From the listing below, count the lines where the string "Indian" occurs. Give the number, with no other words.
----- ROWS -----
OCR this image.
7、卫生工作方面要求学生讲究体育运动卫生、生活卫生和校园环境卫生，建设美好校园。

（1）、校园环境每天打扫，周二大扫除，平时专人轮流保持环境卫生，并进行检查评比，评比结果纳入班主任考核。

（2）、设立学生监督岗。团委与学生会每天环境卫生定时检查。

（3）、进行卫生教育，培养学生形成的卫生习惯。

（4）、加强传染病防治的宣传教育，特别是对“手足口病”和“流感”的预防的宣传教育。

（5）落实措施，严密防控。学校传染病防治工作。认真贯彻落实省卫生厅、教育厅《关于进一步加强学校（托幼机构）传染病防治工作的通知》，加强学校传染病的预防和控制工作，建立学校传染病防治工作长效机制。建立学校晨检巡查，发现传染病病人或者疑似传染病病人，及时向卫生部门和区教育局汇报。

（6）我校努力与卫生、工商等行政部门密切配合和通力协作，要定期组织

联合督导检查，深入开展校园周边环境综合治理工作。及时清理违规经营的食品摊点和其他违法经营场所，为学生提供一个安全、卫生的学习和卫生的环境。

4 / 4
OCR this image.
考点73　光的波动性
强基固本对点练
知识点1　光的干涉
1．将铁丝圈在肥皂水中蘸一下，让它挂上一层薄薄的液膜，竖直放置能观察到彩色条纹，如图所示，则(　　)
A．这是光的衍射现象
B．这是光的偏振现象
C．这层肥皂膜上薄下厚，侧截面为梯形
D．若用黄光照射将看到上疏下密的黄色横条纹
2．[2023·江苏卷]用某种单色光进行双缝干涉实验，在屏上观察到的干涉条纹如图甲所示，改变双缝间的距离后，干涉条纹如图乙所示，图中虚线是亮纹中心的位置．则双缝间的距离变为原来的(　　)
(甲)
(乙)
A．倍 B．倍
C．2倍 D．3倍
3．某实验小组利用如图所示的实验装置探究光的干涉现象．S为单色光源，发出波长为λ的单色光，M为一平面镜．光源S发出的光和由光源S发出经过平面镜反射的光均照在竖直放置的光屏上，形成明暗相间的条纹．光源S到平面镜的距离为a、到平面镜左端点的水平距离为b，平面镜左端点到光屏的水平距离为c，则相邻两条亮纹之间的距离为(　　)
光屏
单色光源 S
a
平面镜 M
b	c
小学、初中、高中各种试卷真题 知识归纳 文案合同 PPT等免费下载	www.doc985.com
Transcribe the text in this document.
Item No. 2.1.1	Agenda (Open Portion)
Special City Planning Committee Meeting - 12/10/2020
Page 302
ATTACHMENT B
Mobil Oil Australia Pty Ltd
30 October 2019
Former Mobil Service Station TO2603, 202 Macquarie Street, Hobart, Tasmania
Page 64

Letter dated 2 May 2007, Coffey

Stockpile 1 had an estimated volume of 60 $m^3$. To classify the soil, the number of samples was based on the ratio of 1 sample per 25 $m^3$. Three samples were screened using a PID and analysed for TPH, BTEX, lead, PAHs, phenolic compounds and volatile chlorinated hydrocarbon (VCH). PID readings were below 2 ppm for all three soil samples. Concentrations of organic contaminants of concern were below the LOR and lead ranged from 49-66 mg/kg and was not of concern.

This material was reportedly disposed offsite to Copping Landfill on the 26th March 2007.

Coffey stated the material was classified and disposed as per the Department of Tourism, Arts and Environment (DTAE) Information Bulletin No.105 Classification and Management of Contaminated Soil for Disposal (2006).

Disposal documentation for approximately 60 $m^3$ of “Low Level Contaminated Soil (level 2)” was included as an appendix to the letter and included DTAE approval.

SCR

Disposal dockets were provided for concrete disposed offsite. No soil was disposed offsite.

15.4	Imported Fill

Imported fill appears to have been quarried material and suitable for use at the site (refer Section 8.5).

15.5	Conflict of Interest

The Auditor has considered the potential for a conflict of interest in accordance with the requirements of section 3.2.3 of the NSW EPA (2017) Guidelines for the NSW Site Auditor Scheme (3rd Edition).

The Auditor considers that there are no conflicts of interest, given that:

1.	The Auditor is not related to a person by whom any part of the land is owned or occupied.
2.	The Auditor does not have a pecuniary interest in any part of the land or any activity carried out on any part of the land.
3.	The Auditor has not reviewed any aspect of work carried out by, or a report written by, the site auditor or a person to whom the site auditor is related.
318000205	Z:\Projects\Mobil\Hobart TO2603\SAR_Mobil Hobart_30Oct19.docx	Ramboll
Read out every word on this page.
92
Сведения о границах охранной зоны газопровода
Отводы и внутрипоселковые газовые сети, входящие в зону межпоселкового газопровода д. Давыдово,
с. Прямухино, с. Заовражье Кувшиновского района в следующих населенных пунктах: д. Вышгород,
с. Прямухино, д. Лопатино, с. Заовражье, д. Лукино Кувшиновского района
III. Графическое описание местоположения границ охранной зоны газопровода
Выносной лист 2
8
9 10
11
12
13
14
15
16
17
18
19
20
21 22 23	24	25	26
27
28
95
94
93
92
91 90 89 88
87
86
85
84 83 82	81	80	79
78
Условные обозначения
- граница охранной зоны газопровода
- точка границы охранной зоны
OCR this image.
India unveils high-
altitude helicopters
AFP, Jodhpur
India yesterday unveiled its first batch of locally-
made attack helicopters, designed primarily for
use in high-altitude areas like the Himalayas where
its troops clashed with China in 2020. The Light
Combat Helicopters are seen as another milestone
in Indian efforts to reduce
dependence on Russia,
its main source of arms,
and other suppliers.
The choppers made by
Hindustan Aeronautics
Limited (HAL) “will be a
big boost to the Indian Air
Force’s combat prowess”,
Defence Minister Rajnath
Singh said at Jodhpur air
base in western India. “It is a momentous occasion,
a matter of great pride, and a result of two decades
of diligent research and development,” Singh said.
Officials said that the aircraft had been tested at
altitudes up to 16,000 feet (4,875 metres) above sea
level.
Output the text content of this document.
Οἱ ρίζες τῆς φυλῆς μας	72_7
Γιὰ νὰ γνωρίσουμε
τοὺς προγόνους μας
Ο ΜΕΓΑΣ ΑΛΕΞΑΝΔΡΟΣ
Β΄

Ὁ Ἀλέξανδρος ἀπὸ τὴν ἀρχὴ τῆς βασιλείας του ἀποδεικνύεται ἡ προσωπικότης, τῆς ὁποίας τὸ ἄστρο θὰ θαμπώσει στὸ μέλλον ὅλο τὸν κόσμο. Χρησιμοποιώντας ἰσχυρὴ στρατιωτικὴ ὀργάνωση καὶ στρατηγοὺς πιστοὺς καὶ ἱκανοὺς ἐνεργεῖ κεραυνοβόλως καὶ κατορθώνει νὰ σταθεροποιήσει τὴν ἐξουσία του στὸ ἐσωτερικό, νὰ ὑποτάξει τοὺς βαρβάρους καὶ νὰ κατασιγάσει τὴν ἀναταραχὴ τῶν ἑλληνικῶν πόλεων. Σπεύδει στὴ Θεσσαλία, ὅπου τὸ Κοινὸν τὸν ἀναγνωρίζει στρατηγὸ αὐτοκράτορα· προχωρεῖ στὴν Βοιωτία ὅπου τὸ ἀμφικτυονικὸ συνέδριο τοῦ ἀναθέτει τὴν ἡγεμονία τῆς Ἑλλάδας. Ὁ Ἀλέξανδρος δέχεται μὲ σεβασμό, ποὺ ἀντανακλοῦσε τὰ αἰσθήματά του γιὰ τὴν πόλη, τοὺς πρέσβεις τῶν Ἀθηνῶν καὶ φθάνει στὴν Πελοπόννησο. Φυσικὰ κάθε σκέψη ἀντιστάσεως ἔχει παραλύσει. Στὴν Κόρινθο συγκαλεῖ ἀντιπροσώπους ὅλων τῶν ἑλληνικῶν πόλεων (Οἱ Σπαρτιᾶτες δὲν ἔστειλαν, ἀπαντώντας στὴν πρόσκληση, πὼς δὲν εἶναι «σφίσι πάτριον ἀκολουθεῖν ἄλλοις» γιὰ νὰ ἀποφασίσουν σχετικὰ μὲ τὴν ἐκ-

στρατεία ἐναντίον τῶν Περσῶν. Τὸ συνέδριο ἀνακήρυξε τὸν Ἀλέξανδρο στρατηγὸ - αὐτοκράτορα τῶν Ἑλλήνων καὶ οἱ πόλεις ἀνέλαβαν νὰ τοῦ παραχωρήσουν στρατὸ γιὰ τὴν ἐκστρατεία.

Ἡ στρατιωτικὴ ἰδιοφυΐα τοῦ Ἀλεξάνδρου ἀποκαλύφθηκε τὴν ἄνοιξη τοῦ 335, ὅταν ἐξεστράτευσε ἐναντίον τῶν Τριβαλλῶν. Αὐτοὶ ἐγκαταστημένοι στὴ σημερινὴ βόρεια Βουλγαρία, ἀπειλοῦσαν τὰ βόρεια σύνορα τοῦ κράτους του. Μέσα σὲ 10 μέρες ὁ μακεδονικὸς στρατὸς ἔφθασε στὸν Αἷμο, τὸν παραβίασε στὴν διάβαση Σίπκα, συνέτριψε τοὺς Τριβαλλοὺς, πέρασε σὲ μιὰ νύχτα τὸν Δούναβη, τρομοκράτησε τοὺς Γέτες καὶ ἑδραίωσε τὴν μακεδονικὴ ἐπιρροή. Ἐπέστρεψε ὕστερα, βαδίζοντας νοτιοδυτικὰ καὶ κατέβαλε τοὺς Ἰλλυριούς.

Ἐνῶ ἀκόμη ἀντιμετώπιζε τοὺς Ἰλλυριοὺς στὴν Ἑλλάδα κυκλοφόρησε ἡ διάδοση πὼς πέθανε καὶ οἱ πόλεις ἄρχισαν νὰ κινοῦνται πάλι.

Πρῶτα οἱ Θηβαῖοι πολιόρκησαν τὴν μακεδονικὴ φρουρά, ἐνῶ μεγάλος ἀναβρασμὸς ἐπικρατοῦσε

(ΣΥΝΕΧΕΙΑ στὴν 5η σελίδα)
-----
PROBLEM SOLUTION: 2